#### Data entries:
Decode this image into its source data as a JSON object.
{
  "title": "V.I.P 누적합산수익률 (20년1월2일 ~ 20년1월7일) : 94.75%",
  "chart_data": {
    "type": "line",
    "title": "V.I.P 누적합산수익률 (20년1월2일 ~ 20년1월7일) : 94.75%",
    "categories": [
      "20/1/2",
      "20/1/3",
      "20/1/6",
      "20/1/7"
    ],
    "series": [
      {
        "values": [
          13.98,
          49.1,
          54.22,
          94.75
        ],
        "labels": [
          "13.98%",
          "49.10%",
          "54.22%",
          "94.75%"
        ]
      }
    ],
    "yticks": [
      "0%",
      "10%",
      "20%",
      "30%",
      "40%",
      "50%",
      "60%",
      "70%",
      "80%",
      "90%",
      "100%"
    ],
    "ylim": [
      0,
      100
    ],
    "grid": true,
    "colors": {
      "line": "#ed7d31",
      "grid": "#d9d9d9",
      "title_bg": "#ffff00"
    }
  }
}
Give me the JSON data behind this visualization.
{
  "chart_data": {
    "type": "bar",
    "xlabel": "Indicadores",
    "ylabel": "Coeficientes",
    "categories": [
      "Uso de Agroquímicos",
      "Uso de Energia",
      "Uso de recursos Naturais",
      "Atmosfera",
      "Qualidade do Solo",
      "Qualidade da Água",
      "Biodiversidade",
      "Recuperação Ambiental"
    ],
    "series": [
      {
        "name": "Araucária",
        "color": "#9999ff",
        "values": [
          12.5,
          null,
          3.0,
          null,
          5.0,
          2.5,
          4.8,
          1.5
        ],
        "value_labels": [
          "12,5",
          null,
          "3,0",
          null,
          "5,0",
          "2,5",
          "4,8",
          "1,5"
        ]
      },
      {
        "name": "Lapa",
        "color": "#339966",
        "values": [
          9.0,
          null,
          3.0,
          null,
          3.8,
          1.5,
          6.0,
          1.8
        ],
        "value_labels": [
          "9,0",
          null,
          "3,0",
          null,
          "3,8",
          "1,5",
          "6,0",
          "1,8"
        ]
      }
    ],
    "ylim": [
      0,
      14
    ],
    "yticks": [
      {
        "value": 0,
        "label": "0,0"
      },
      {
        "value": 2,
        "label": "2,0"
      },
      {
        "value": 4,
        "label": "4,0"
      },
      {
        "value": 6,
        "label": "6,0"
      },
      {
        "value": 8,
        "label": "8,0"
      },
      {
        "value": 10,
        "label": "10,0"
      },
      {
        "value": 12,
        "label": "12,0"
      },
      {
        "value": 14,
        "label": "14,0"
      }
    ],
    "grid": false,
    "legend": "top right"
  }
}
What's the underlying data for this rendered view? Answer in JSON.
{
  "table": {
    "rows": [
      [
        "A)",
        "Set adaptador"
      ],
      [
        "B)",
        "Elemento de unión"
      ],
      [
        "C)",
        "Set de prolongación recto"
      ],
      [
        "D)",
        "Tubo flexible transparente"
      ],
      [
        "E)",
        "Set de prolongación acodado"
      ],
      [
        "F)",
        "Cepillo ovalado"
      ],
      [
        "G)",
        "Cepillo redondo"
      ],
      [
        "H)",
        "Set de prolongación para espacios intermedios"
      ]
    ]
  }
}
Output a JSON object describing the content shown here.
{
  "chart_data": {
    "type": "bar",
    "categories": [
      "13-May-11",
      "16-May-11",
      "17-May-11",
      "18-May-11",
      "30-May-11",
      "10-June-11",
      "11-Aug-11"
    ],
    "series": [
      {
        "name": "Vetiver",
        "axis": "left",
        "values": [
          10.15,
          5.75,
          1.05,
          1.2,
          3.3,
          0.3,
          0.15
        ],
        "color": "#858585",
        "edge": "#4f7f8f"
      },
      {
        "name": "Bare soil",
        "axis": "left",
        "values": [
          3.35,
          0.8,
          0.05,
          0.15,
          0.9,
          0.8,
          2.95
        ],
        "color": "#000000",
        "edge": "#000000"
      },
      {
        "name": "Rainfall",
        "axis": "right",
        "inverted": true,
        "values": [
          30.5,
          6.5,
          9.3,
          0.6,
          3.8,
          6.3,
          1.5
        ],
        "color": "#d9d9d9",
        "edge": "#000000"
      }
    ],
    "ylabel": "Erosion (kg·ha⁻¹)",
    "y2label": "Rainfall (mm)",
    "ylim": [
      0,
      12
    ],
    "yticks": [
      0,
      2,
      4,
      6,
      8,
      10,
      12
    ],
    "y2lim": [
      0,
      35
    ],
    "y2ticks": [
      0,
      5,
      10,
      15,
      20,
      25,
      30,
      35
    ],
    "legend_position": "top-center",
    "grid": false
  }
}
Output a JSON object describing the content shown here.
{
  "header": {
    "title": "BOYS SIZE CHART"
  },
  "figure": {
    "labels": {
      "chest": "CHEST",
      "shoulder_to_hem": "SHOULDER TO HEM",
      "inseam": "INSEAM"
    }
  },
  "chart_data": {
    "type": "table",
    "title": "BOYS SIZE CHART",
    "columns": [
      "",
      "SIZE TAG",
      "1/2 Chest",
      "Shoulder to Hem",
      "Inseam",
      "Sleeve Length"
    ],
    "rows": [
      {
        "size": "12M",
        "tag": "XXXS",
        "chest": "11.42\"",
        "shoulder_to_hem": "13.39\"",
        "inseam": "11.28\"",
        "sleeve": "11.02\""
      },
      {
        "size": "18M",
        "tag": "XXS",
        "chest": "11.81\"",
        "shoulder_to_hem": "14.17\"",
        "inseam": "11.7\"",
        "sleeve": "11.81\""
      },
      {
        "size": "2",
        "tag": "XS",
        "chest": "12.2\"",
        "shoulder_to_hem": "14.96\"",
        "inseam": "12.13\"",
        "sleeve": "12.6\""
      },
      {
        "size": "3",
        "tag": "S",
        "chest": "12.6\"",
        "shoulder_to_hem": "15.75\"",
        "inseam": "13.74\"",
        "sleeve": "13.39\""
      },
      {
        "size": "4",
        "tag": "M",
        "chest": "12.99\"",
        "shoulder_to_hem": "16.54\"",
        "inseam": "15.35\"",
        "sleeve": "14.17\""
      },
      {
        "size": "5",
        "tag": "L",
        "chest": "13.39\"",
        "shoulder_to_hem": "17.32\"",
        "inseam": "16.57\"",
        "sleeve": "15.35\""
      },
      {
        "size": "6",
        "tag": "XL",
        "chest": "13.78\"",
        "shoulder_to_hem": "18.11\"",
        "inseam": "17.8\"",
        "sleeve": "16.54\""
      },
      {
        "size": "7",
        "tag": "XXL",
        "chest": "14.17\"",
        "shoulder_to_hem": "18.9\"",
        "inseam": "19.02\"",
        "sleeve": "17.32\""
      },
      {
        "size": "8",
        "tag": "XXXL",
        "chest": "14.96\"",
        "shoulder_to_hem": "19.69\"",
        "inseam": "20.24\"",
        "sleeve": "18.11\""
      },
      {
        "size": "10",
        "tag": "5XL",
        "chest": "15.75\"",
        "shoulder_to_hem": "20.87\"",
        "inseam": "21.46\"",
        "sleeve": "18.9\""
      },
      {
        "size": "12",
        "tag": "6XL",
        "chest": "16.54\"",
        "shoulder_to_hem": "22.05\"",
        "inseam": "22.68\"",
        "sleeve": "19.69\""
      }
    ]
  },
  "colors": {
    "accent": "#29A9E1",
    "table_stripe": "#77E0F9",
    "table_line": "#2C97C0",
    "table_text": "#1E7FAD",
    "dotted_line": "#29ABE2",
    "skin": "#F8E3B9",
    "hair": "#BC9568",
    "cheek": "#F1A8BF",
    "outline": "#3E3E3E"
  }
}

#### TASK TO COMPLETE:
How many lines in these records hold the string "누적합산수익률"? Reply with the number alone.

#### TASK SOLUTION:
2